>> Begin Records shown
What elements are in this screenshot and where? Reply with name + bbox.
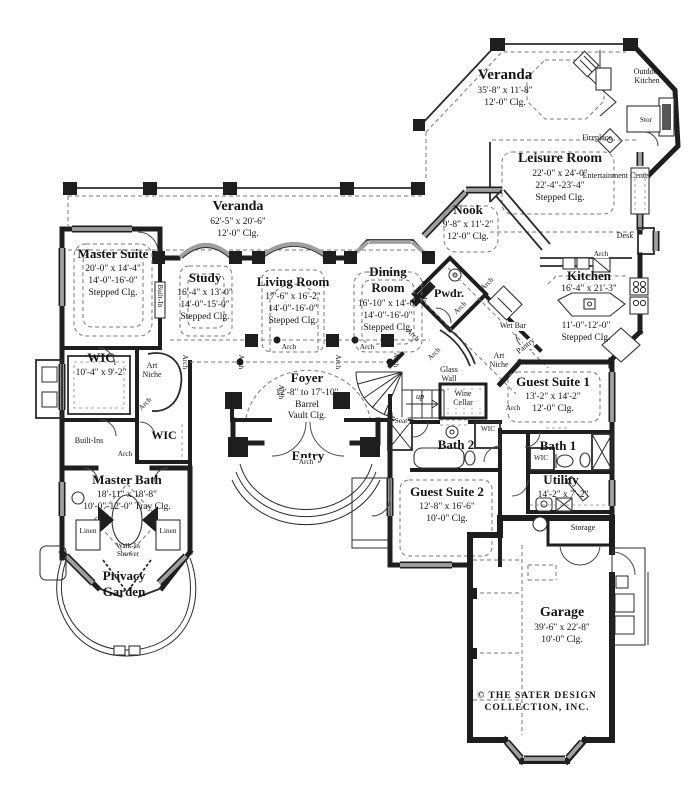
room-label-master-suite: Master Suite xyxy=(78,246,149,262)
room-label-privacy-garden: Privacy Garden xyxy=(92,568,156,601)
room-label-kitchen: Kitchen xyxy=(567,268,611,284)
label-stor: Stor xyxy=(640,116,652,124)
label-wic-bath2: WIC xyxy=(481,425,495,433)
room-label-pwdr: Pwdr. xyxy=(434,286,464,301)
room-dims: Vault Clg. xyxy=(288,410,327,422)
room-dims: 12'-8" x 16'-6" xyxy=(419,501,475,513)
copyright-line-1: © THE SATER DESIGN xyxy=(477,691,597,702)
copyright-line-2: COLLECTION, INC. xyxy=(485,703,590,714)
label-seat: Seat xyxy=(395,417,408,425)
room-dims: 62'-5" x 20'-6" xyxy=(210,216,266,228)
room-label-leisure: Leisure Room xyxy=(518,150,602,168)
room-label-study: Study xyxy=(189,270,222,286)
left-pilaster-block xyxy=(36,360,62,418)
room-dims: 14'-0"-16'-0" xyxy=(88,275,137,287)
floorplan-drawing xyxy=(0,0,700,788)
label-fireplace: Fireplace xyxy=(582,134,612,143)
room-dims: 10'-4" x 9'-2" xyxy=(76,367,127,379)
label-arch: Arch xyxy=(181,355,189,370)
room-dims: Stepped Clg. xyxy=(88,287,137,299)
label-arch: Arch xyxy=(299,458,314,466)
room-label-garage: Garage xyxy=(540,604,584,622)
label-arch: Arch xyxy=(392,353,400,368)
label-wic-bath1: WIC xyxy=(534,454,548,462)
label-built-in: Built-In xyxy=(156,284,164,307)
label-wet-bar: Wet Bar xyxy=(500,322,526,331)
room-label-wic-master: WIC xyxy=(87,350,114,366)
label-arch: Arch xyxy=(594,250,609,258)
label-art-niche-2: Art Niche xyxy=(484,352,514,370)
room-dims: 18'-11" x 18'-8" xyxy=(97,489,157,501)
label-linen-right: Linen xyxy=(159,527,176,535)
label-up: up xyxy=(416,393,424,402)
room-label-bath1: Bath 1 xyxy=(540,438,576,454)
room-label-dining-room: Dining Room xyxy=(357,264,419,297)
arch-dot-columns xyxy=(237,337,394,366)
label-built-ins: Built-Ins xyxy=(75,437,103,446)
room-dims: Stepped Clg. xyxy=(561,332,610,344)
privacy-garden-walls xyxy=(40,546,196,656)
label-arch: Arch xyxy=(334,355,342,370)
room-label-storage: Storage xyxy=(571,524,595,533)
room-dims: 12'-0" Clg. xyxy=(447,231,488,243)
room-label-wic2: WIC xyxy=(151,428,176,443)
room-dims: 12'-0" Clg. xyxy=(532,403,573,415)
room-dims: 14'-2" x 7'-2" xyxy=(538,489,589,501)
room-label-utility: Utility xyxy=(543,472,578,488)
room-dims: 10'-0"-12'-0" Tray Clg. xyxy=(83,501,170,513)
room-dims: 9'-8" x 11'-2" xyxy=(443,219,493,231)
room-dims: 39'-6" x 22'-8" xyxy=(534,622,590,634)
label-desk: Desk xyxy=(617,232,633,241)
room-dims: 14'-0"-16'-0" xyxy=(363,310,412,322)
room-dims: 13'-2" x 14'-2" xyxy=(525,391,581,403)
room-dims: Stepped Clg. xyxy=(180,311,229,323)
room-label-guest-suite-2: Guest Suite 2 xyxy=(410,484,484,500)
room-label-guest-suite-1: Guest Suite 1 xyxy=(516,374,590,390)
label-art-niche: Art Niche xyxy=(138,362,166,380)
room-dims: 11'-0"-12'-0" xyxy=(562,320,611,332)
room-dims: Stepped Clg. xyxy=(535,192,584,204)
label-arch: Arch xyxy=(277,385,285,400)
room-label-foyer: Foyer xyxy=(291,370,323,386)
room-label-living-room: Living Room xyxy=(257,274,330,290)
room-label-veranda-rear: Veranda xyxy=(478,66,532,85)
label-arch: Arch xyxy=(282,343,297,351)
label-arch: Arch xyxy=(237,355,245,370)
label-glass-wall: Glass Wall xyxy=(432,366,466,384)
label-walk-in-shower: Walk-In Shower xyxy=(111,542,145,557)
label-linen-left: Linen xyxy=(79,527,96,535)
room-dims: 14'-0"-15'-0" xyxy=(180,299,229,311)
room-label-wine-cellar: Wine Cellar xyxy=(445,390,481,408)
room-dims: 16'-4" x 21'-3" xyxy=(561,283,617,295)
room-dims: 17'-6" x 16'-2" xyxy=(265,291,321,303)
label-arch: Arch xyxy=(118,450,133,458)
room-dims: 22'-0" x 24'-0" xyxy=(532,168,588,180)
room-dims: 10'-0" Clg. xyxy=(426,513,467,525)
label-entertainment-center: Entertainment Center xyxy=(582,172,652,181)
room-label-veranda-main: Veranda xyxy=(213,198,264,216)
room-label-bath2: Bath 2 xyxy=(438,437,474,453)
room-dims: 10'-0" Clg. xyxy=(541,634,582,646)
label-outdoor-kitchen: Outdoor Kitchen xyxy=(624,68,670,86)
room-dims: 14'-0"-16'-0" xyxy=(268,303,317,315)
label-built-in: Built-In xyxy=(420,280,428,303)
room-dims: 16'-4" x 13'-0" xyxy=(177,287,233,299)
floor-plan: Veranda 35'-8" x 11'-8" 12'-0" Clg. Outd… xyxy=(0,0,700,788)
room-label-master-bath: Master Bath xyxy=(92,472,161,488)
room-dims: 35'-8" x 11'-8" xyxy=(477,85,532,97)
label-arch: Arch xyxy=(506,404,521,412)
room-dims: 22'-4"-23'-4" xyxy=(535,180,584,192)
room-dims: 20'-0" x 14'-4" xyxy=(85,263,141,275)
room-dims: 16'-10" x 14'-0" xyxy=(358,298,418,310)
label-arch: Arch xyxy=(360,343,375,351)
room-dims: Stepped Clg. xyxy=(268,315,317,327)
room-dims: 12'-0" Clg. xyxy=(484,97,525,109)
room-label-nook: Nook xyxy=(453,202,483,218)
room-dims: 12'-0" Clg. xyxy=(217,228,258,240)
>> End Records shown
Exercise:
Gather every line of the material above that contains the string "suite", and copy each one in full.

Task solution:
room-label-master-suite: Master Suite xyxy=(78,246,149,262)
room-label-guest-suite-2: Guest Suite 2 xyxy=(410,484,484,500)
room-label-guest-suite-1: Guest Suite 1 xyxy=(516,374,590,390)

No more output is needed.